- _To be done_
Filter the entries below, keeping only lines with the word "Jessica".

▬▬▬▬▬▬▬▬▬▬

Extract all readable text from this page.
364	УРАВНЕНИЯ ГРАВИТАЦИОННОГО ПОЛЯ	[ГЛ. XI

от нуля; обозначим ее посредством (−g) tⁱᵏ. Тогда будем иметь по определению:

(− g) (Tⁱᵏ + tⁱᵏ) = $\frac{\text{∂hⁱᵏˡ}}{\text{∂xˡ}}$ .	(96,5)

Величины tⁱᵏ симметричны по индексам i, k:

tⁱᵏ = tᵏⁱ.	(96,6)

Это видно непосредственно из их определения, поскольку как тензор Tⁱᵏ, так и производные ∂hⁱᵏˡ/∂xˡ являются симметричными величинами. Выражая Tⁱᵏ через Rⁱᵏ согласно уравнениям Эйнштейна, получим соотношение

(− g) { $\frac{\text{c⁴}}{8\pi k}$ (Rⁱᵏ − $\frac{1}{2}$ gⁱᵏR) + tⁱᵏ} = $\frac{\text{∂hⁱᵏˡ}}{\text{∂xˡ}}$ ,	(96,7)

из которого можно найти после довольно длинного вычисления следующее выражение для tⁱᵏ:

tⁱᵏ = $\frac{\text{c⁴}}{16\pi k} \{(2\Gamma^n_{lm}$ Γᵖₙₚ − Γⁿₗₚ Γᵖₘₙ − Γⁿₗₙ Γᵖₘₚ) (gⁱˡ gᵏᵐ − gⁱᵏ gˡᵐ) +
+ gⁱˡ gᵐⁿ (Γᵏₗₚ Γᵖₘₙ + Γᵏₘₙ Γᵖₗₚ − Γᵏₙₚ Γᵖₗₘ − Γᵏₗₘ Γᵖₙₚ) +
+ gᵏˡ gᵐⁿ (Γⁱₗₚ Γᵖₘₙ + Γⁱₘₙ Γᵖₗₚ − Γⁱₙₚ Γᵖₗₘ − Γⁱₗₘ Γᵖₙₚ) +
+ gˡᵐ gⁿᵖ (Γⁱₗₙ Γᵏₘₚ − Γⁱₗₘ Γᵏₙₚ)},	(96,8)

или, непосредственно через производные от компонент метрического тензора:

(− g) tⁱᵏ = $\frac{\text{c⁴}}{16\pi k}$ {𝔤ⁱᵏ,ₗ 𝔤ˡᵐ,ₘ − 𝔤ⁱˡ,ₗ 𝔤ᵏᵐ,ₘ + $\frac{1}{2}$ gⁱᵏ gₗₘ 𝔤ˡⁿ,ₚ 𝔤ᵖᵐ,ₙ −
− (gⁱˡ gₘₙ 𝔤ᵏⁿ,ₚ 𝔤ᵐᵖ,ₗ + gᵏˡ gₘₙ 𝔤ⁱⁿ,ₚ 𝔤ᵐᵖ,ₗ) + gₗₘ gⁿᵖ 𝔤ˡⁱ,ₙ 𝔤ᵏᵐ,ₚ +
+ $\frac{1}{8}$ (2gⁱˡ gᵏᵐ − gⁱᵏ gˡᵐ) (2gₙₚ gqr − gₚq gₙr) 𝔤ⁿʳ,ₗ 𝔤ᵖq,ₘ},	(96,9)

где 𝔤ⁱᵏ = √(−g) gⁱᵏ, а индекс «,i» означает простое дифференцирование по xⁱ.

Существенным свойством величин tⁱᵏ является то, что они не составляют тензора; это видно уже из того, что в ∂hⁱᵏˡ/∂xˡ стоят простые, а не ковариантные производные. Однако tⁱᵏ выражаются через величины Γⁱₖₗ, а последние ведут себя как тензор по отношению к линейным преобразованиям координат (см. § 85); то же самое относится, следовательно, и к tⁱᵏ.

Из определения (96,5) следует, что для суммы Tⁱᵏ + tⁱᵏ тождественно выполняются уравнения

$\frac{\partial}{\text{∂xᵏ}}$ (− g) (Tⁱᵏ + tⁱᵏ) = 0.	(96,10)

▬▬▬▬▬▬▬▬▬▬

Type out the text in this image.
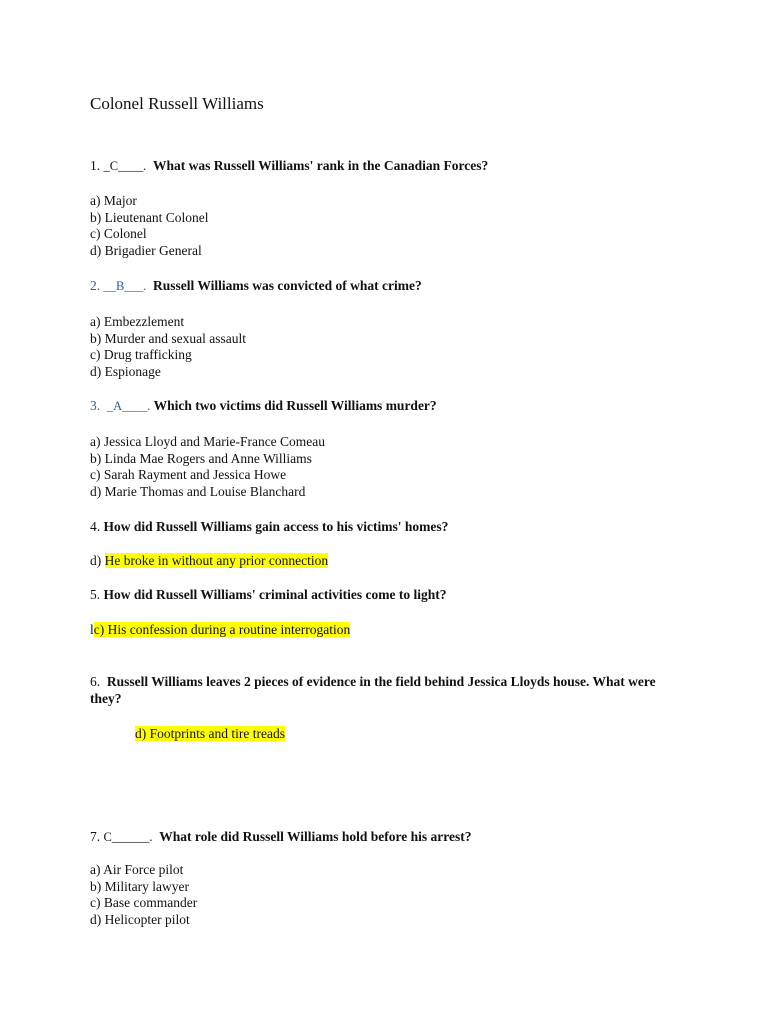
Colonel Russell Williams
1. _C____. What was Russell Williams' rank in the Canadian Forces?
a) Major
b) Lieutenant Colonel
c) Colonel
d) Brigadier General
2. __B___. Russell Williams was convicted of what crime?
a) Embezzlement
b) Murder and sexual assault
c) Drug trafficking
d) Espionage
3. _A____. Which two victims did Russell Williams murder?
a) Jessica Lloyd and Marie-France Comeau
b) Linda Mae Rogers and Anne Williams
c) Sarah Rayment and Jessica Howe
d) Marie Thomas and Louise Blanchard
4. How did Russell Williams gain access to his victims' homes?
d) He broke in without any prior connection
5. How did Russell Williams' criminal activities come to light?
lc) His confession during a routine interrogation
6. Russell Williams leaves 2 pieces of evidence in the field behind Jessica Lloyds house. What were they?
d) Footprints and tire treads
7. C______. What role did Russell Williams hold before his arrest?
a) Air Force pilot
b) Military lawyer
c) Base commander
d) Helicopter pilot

▬▬▬▬▬▬▬▬▬▬

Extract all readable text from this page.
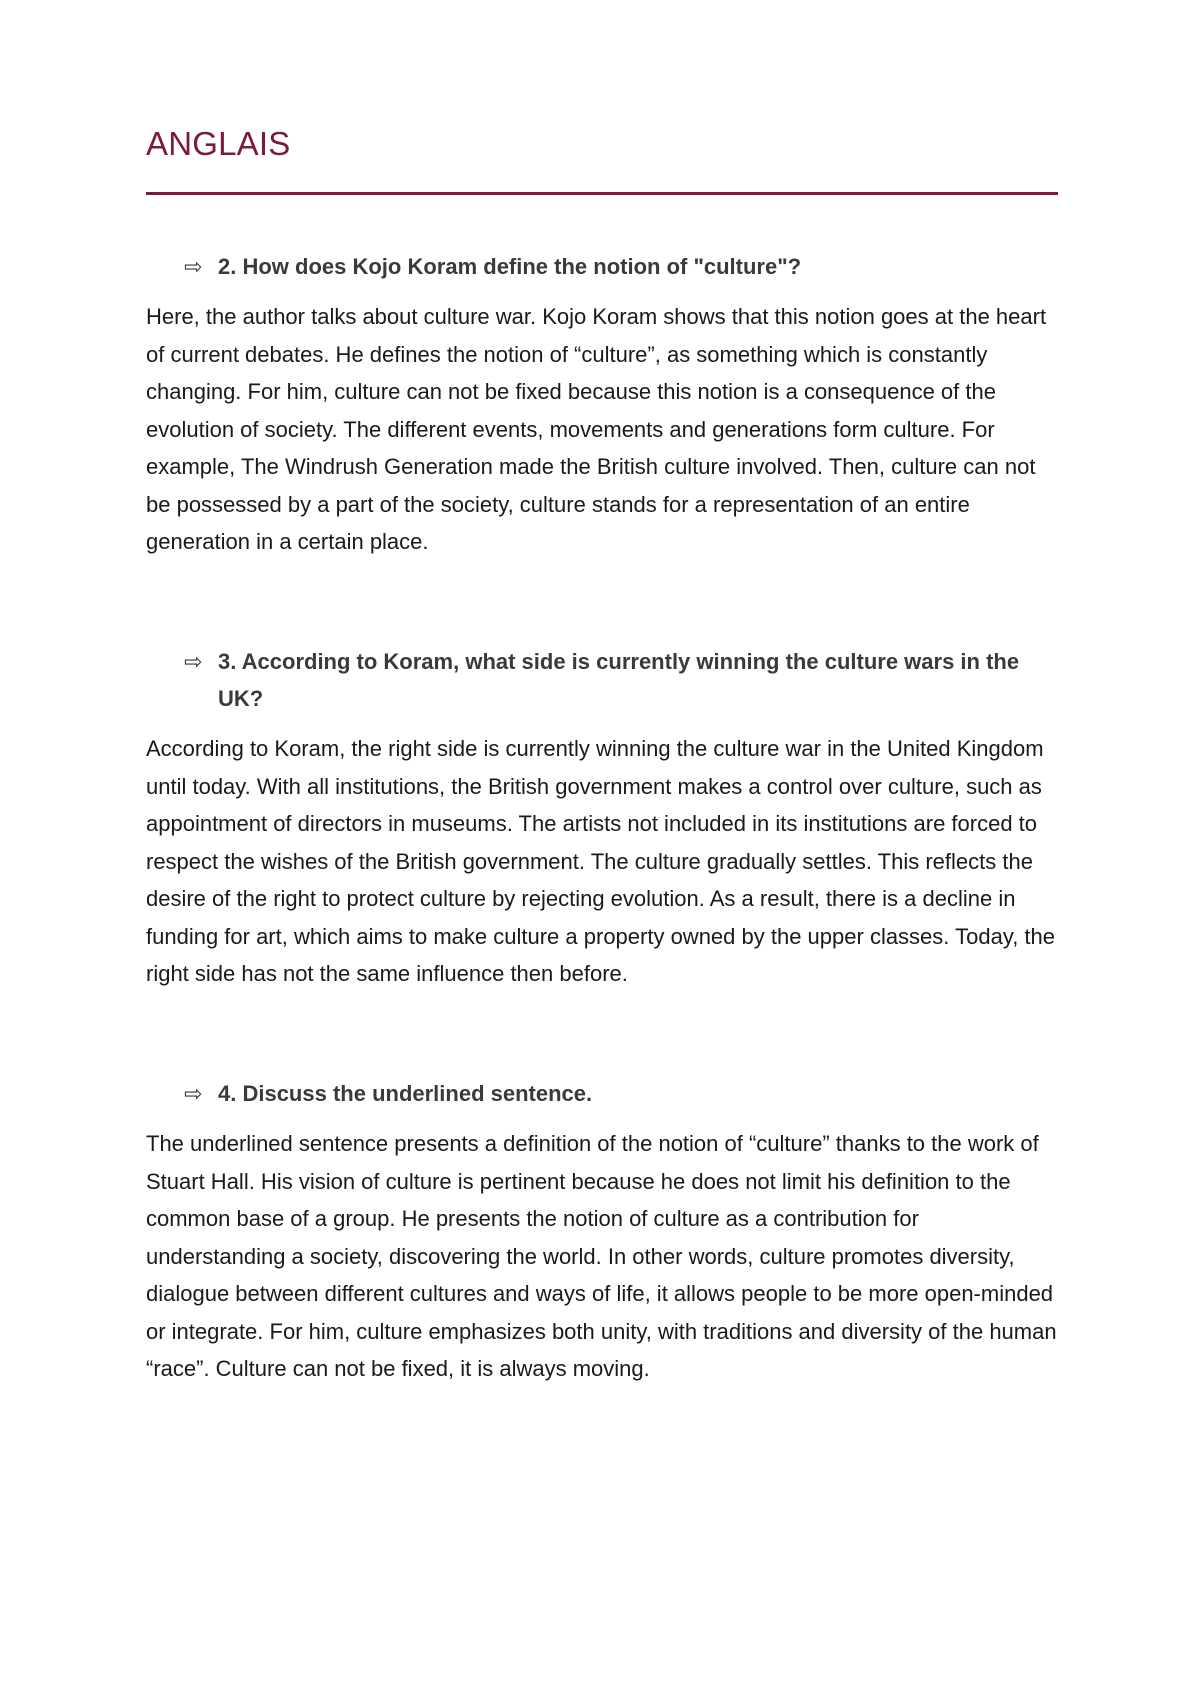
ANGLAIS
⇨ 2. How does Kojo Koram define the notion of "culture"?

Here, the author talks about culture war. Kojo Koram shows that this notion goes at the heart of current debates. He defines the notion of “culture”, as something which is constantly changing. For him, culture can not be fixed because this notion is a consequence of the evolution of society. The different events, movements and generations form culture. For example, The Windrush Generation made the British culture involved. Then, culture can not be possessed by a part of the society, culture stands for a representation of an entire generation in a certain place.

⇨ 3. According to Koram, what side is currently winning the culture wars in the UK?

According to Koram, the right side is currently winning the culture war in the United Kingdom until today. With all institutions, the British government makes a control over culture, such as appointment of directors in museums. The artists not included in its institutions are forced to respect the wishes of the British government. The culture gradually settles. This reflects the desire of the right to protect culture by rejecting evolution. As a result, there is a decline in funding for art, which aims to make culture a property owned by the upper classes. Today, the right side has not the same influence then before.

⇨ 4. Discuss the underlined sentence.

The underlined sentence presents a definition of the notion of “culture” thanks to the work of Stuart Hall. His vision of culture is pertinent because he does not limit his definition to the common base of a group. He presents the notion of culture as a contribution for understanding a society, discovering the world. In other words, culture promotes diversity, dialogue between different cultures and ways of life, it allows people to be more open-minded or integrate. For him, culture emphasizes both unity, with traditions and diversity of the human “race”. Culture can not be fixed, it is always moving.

▬▬▬▬▬▬▬▬▬▬

- _Written reply_
a) Jessica Lloyd and Marie-France Comeau
c) Sarah Rayment and Jessica Howe
6. Russell Williams leaves 2 pieces of evidence in the field behind Jessica Lloyds house. What were they?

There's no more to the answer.